**THE RECORDS:**
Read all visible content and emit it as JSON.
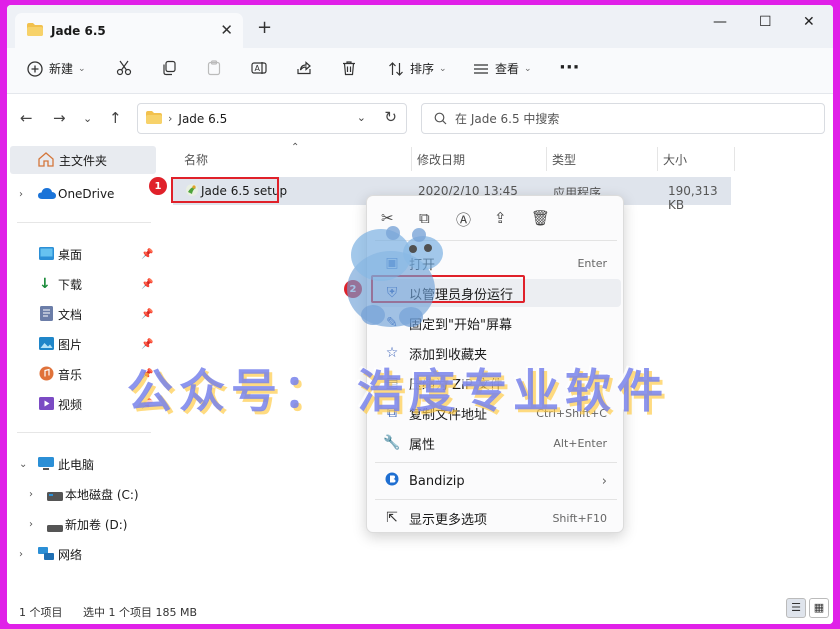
{
  "window": {
    "tab_title": "Jade 6.5",
    "tab_close": "✕",
    "tab_add": "+",
    "minimize": "—",
    "maximize": "☐",
    "close": "✕"
  },
  "toolbar": {
    "new_label": "新建",
    "sort_label": "排序",
    "view_label": "查看",
    "more": "···"
  },
  "address": {
    "crumb": "Jade 6.5",
    "search_placeholder": "在 Jade 6.5 中搜索"
  },
  "sidebar": {
    "home": "主文件夹",
    "onedrive": "OneDrive",
    "desktop": "桌面",
    "downloads": "下载",
    "documents": "文档",
    "pictures": "图片",
    "music": "音乐",
    "videos": "视频",
    "this_pc": "此电脑",
    "local_disk": "本地磁盘 (C:)",
    "new_volume": "新加卷 (D:)",
    "network": "网络"
  },
  "columns": {
    "name": "名称",
    "modified": "修改日期",
    "type": "类型",
    "size": "大小"
  },
  "file": {
    "name": "Jade 6.5 setup",
    "modified": "2020/2/10 13:45",
    "type": "应用程序",
    "size": "190,313 KB"
  },
  "badges": {
    "one": "1",
    "two": "2"
  },
  "context_menu": {
    "open": "打开",
    "open_key": "Enter",
    "run_as_admin": "以管理员身份运行",
    "pin_start": "固定到\"开始\"屏幕",
    "add_favorites": "添加到收藏夹",
    "compress_zip": "压缩为 ZIP 文件",
    "copy_path": "复制文件地址",
    "copy_path_key": "Ctrl+Shift+C",
    "properties": "属性",
    "properties_key": "Alt+Enter",
    "bandizip": "Bandizip",
    "more_options": "显示更多选项",
    "more_options_key": "Shift+F10"
  },
  "watermark": "公众号：  浩度专业软件",
  "status": {
    "items": "1 个项目",
    "selected": "选中 1 个项目  185 MB"
  },
  "colors": {
    "accent": "#3860b8",
    "highlight_red": "#e0212a",
    "frame": "#e020e8"
  }
}
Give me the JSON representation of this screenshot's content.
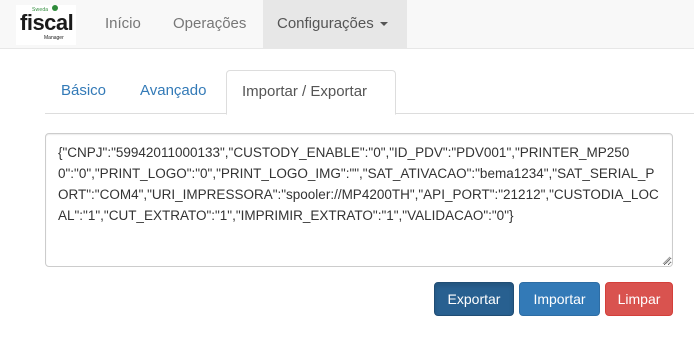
{
  "logo": {
    "top_text": "Sweda",
    "main_text": "fiscal",
    "sub_text": "Manager"
  },
  "navbar": {
    "items": [
      {
        "label": "Início"
      },
      {
        "label": "Operações"
      },
      {
        "label": "Configurações"
      }
    ]
  },
  "tabs": [
    {
      "label": "Básico"
    },
    {
      "label": "Avançado"
    },
    {
      "label": "Importar / Exportar"
    }
  ],
  "config_text": "{\"CNPJ\":\"59942011000133\",\"CUSTODY_ENABLE\":\"0\",\"ID_PDV\":\"PDV001\",\"PRINTER_MP2500\":\"0\",\"PRINT_LOGO\":\"0\",\"PRINT_LOGO_IMG\":\"\",\"SAT_ATIVACAO\":\"bema1234\",\"SAT_SERIAL_PORT\":\"COM4\",\"URI_IMPRESSORA\":\"spooler://MP4200TH\",\"API_PORT\":\"21212\",\"CUSTODIA_LOCAL\":\"1\",\"CUT_EXTRATO\":\"1\",\"IMPRIMIR_EXTRATO\":\"1\",\"VALIDACAO\":\"0\"}",
  "buttons": {
    "export": "Exportar",
    "import": "Importar",
    "clear": "Limpar"
  },
  "colors": {
    "link": "#337ab7",
    "primary_active": "#286090",
    "primary": "#337ab7",
    "danger": "#d9534f",
    "brand_green": "#2e8b3a"
  }
}
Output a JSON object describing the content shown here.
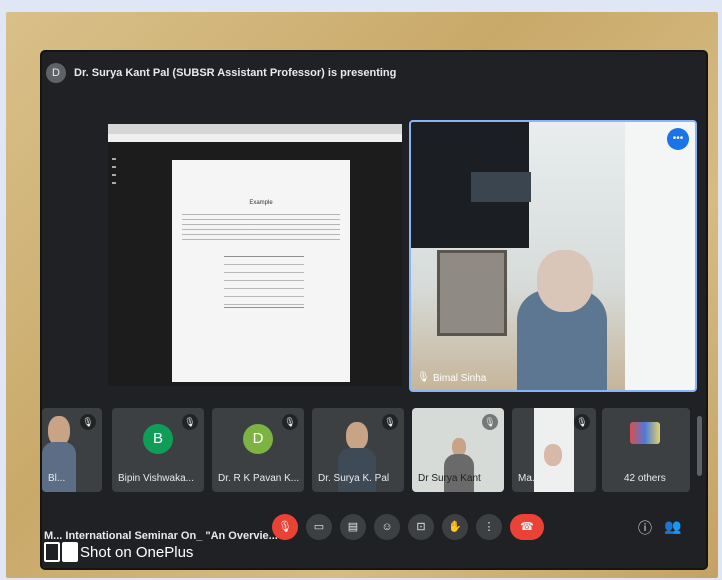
{
  "header": {
    "presenting_text": "Dr. Surya Kant Pal (SUBSR Assistant Professor) is presenting",
    "avatar_letter": "D"
  },
  "presentation": {
    "doc_title": "Example"
  },
  "main_speaker": {
    "name": "Bimal Sinha",
    "more_label": "•••"
  },
  "participants": [
    {
      "name": "Bl..."
    },
    {
      "name": "Bipin Vishwaka...",
      "initial": "B",
      "color": "#0f9d58"
    },
    {
      "name": "Dr. R K Pavan K...",
      "initial": "D",
      "color": "#7cb342"
    },
    {
      "name": "Dr. Surya K. Pal"
    },
    {
      "name": "Dr Surya Kant"
    },
    {
      "name": "Ma..."
    },
    {
      "name": "42 others"
    }
  ],
  "footer": {
    "meeting_title": "M... International Seminar On_ \"An Overvie...",
    "watermark": "Shot on OnePlus"
  },
  "controls": {
    "mic": "🎙",
    "cam": "▭",
    "cc": "▤",
    "emoji": "☺",
    "present": "⊡",
    "hand": "✋",
    "more": "⋮",
    "end": "☎"
  },
  "right_controls": {
    "info": "ⓘ",
    "people": "👥"
  }
}
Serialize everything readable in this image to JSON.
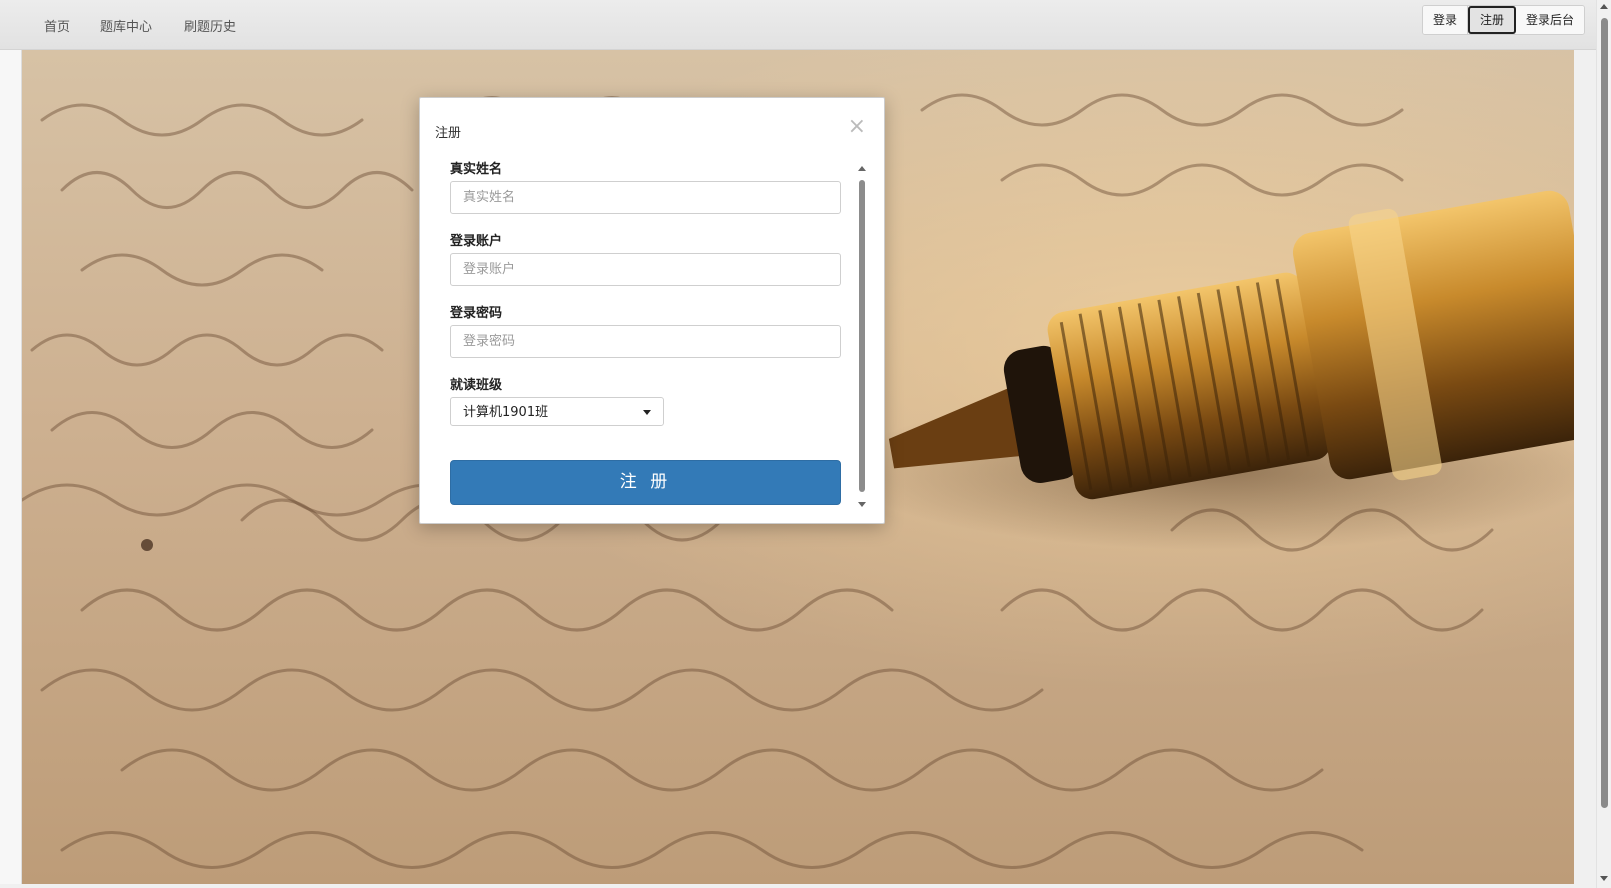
{
  "nav": {
    "links": [
      "首页",
      "题库中心",
      "刷题历史"
    ],
    "buttons": [
      "登录",
      "注册",
      "登录后台"
    ],
    "active_button": "注册"
  },
  "modal": {
    "title": "注册",
    "close_icon": "close-icon",
    "fields": [
      {
        "label": "真实姓名",
        "placeholder": "真实姓名",
        "value": ""
      },
      {
        "label": "登录账户",
        "placeholder": "登录账户",
        "value": ""
      },
      {
        "label": "登录密码",
        "placeholder": "登录密码",
        "value": ""
      }
    ],
    "class_field": {
      "label": "就读班级",
      "selected": "计算机1901班"
    },
    "submit_label": "注 册"
  },
  "colors": {
    "primary": "#337ab7",
    "navbar": "#e6e6e6"
  }
}
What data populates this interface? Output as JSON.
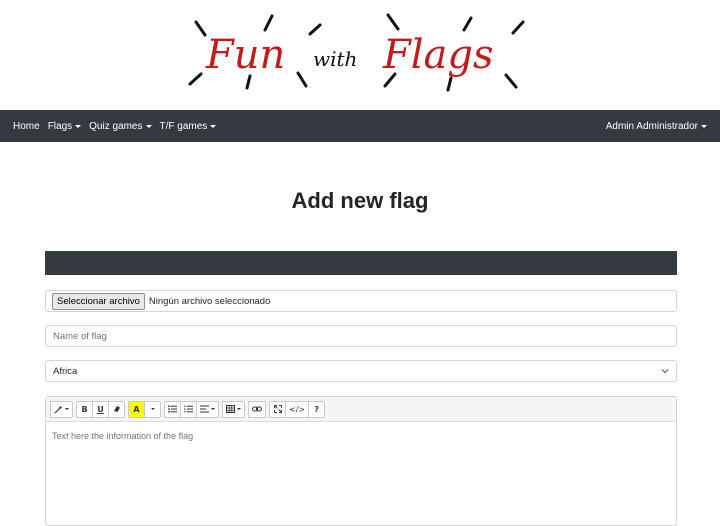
{
  "brand": {
    "logo_text": "Fun with Flags",
    "word_fun": "Fun",
    "word_with": "with",
    "word_flags": "Flags",
    "logo_color": "#c41a1a"
  },
  "navbar": {
    "items": [
      {
        "label": "Home",
        "dropdown": false
      },
      {
        "label": "Flags",
        "dropdown": true
      },
      {
        "label": "Quiz games",
        "dropdown": true
      },
      {
        "label": "T/F games",
        "dropdown": true
      }
    ],
    "user_menu": "Admin Administrador",
    "background": "#343a40"
  },
  "page": {
    "title": "Add new flag"
  },
  "form": {
    "file_button": "Seleccionar archivo",
    "file_status": "Ningún archivo seleccionado",
    "name_placeholder": "Name of flag",
    "continent_selected": "Africa",
    "editor_placeholder": "Text here the information of the flag",
    "toolbar": {
      "style_icon": "magic-wand-icon",
      "bold_label": "B",
      "underline_label": "U",
      "eraser_icon": "eraser-icon",
      "color_label": "A",
      "ul_icon": "unordered-list-icon",
      "ol_icon": "ordered-list-icon",
      "paragraph_icon": "align-icon",
      "table_icon": "table-icon",
      "link_icon": "link-icon",
      "fullscreen_icon": "fullscreen-icon",
      "code_label": "</>",
      "help_label": "?"
    }
  }
}
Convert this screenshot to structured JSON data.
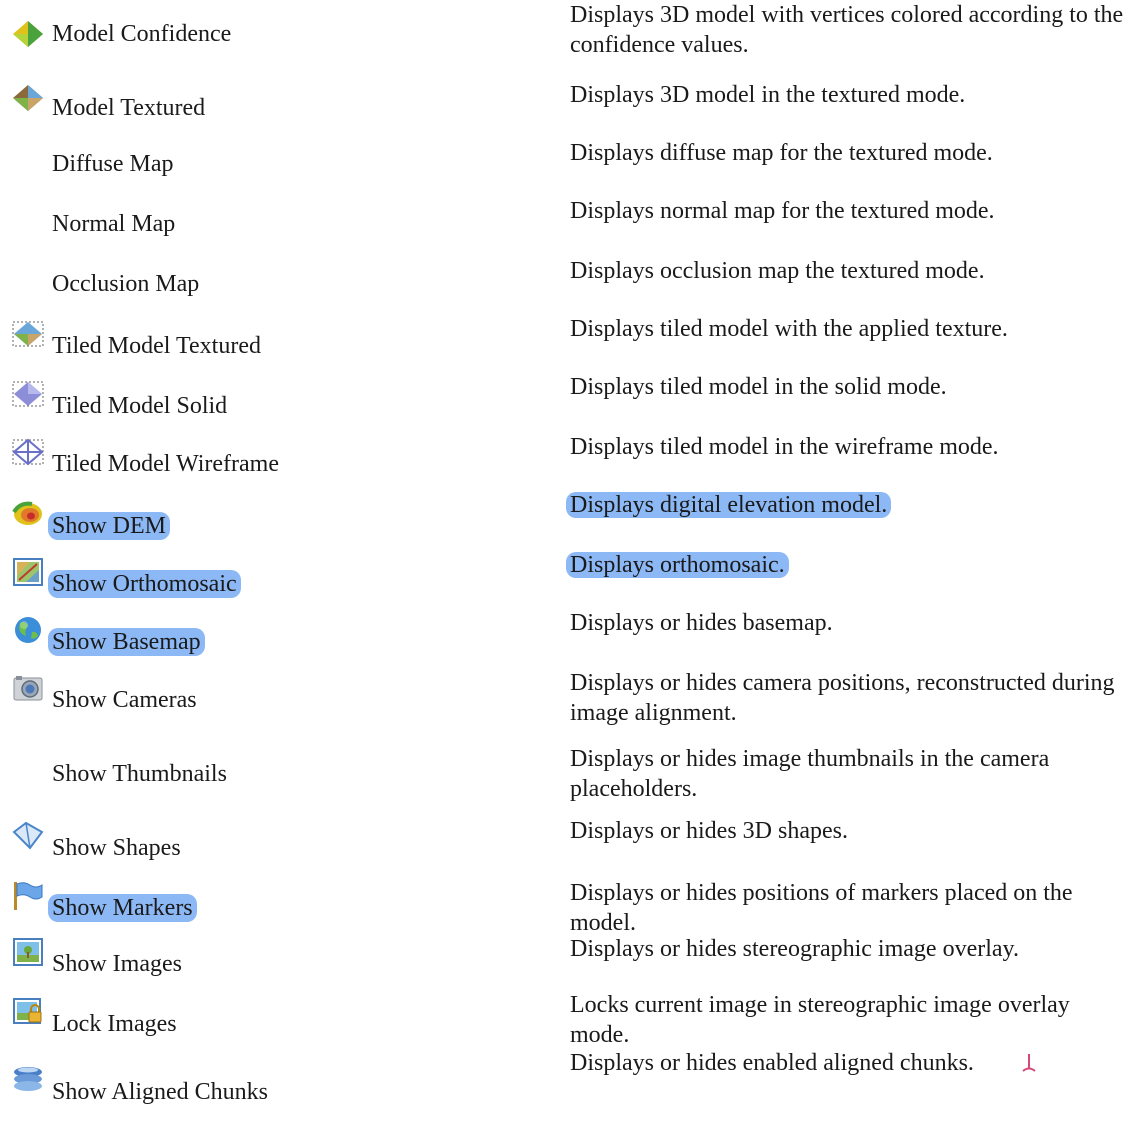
{
  "rows": [
    {
      "name": "Model Confidence",
      "desc": "Displays 3D model with vertices colored according to the confidence values.",
      "icon": "model-confidence-icon"
    },
    {
      "name": "Model Textured",
      "desc": "Displays 3D model in the textured mode.",
      "icon": "model-textured-icon"
    },
    {
      "name": "Diffuse Map",
      "desc": "Displays diffuse map for the textured mode."
    },
    {
      "name": "Normal Map",
      "desc": "Displays normal map for the textured mode."
    },
    {
      "name": "Occlusion Map",
      "desc": "Displays occlusion map the textured mode."
    },
    {
      "name": "Tiled Model Textured",
      "desc": "Displays tiled model with the applied texture.",
      "icon": "tiled-model-textured-icon"
    },
    {
      "name": "Tiled Model Solid",
      "desc": "Displays tiled model in the solid mode.",
      "icon": "tiled-model-solid-icon"
    },
    {
      "name": "Tiled Model Wireframe",
      "desc": "Displays tiled model in the wireframe mode.",
      "icon": "tiled-model-wireframe-icon"
    },
    {
      "name": "Show DEM",
      "desc": "Displays digital elevation model.",
      "icon": "dem-icon"
    },
    {
      "name": "Show Orthomosaic",
      "desc": "Displays orthomosaic.",
      "icon": "orthomosaic-icon"
    },
    {
      "name": "Show Basemap",
      "desc": "Displays or hides basemap.",
      "icon": "basemap-globe-icon"
    },
    {
      "name": "Show Cameras",
      "desc": "Displays or hides camera positions, reconstructed during image alignment.",
      "icon": "camera-icon"
    },
    {
      "name": "Show Thumbnails",
      "desc": "Displays or hides image thumbnails in the camera placeholders."
    },
    {
      "name": "Show Shapes",
      "desc": "Displays or hides 3D shapes.",
      "icon": "shapes-icon"
    },
    {
      "name": "Show Markers",
      "desc": "Displays or hides positions of markers placed on the model.",
      "icon": "marker-flag-icon"
    },
    {
      "name": "Show Images",
      "desc": "Displays or hides stereographic image overlay.",
      "icon": "image-icon"
    },
    {
      "name": "Lock Images",
      "desc": "Locks current image in stereographic image overlay mode.",
      "icon": "lock-image-icon"
    },
    {
      "name": "Show Aligned Chunks",
      "desc": "Displays or hides enabled aligned chunks.",
      "icon": "aligned-chunks-icon"
    }
  ],
  "highlight_color": "#8cb8f5"
}
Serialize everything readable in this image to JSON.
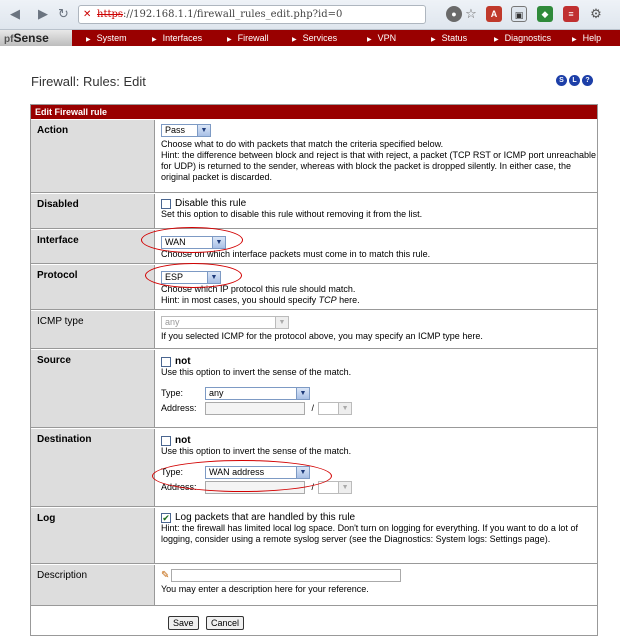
{
  "browser": {
    "url_https": "https",
    "url_rest": "://192.168.1.1/firewall_rules_edit.php?id=0"
  },
  "menu": {
    "logo": "Sense",
    "logo_prefix": "pf",
    "items": [
      "System",
      "Interfaces",
      "Firewall",
      "Services",
      "VPN",
      "Status",
      "Diagnostics",
      "Help"
    ]
  },
  "page_title": "Firewall: Rules: Edit",
  "table_header": "Edit Firewall rule",
  "action": {
    "label": "Action",
    "value": "Pass",
    "desc1": "Choose what to do with packets that match the criteria specified below.",
    "desc2": "Hint: the difference between block and reject is that with reject, a packet (TCP RST or ICMP port unreachable for UDP) is returned to the sender, whereas with block the packet is dropped silently. In either case, the original packet is discarded."
  },
  "disabled": {
    "label": "Disabled",
    "check_label": "Disable this rule",
    "desc": "Set this option to disable this rule without removing it from the list."
  },
  "interface": {
    "label": "Interface",
    "value": "WAN",
    "desc": "Choose on which interface packets must come in to match this rule."
  },
  "protocol": {
    "label": "Protocol",
    "value": "ESP",
    "desc1": "Choose which IP protocol this rule should match.",
    "desc2_pre": "Hint: in most cases, you should specify ",
    "desc2_em": "TCP",
    "desc2_post": " here."
  },
  "icmp": {
    "label": "ICMP type",
    "value": "any",
    "desc": "If you selected ICMP for the protocol above, you may specify an ICMP type here."
  },
  "source": {
    "label": "Source",
    "not_label": "not",
    "desc": "Use this option to invert the sense of the match.",
    "type_label": "Type:",
    "type_value": "any",
    "address_label": "Address:",
    "slash": "/"
  },
  "destination": {
    "label": "Destination",
    "not_label": "not",
    "desc": "Use this option to invert the sense of the match.",
    "type_label": "Type:",
    "type_value": "WAN address",
    "address_label": "Address:",
    "slash": "/"
  },
  "log": {
    "label": "Log",
    "check_label": "Log packets that are handled by this rule",
    "checked": true,
    "desc": "Hint: the firewall has limited local log space. Don't turn on logging for everything. If you want to do a lot of logging, consider using a remote syslog server (see the Diagnostics: System logs: Settings page)."
  },
  "description": {
    "label": "Description",
    "desc": "You may enter a description here for your reference."
  },
  "buttons": {
    "save": "Save",
    "cancel": "Cancel"
  },
  "colors": {
    "brand": "#990000",
    "label_bg": "#dddddd",
    "highlight_ring": "#d20000"
  }
}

**DIRECTIONS FOR THIS TASK:** Examine the records and report how many lines contain the string "overlay". Only the number should be given.

**TASK RESPONSE:** 2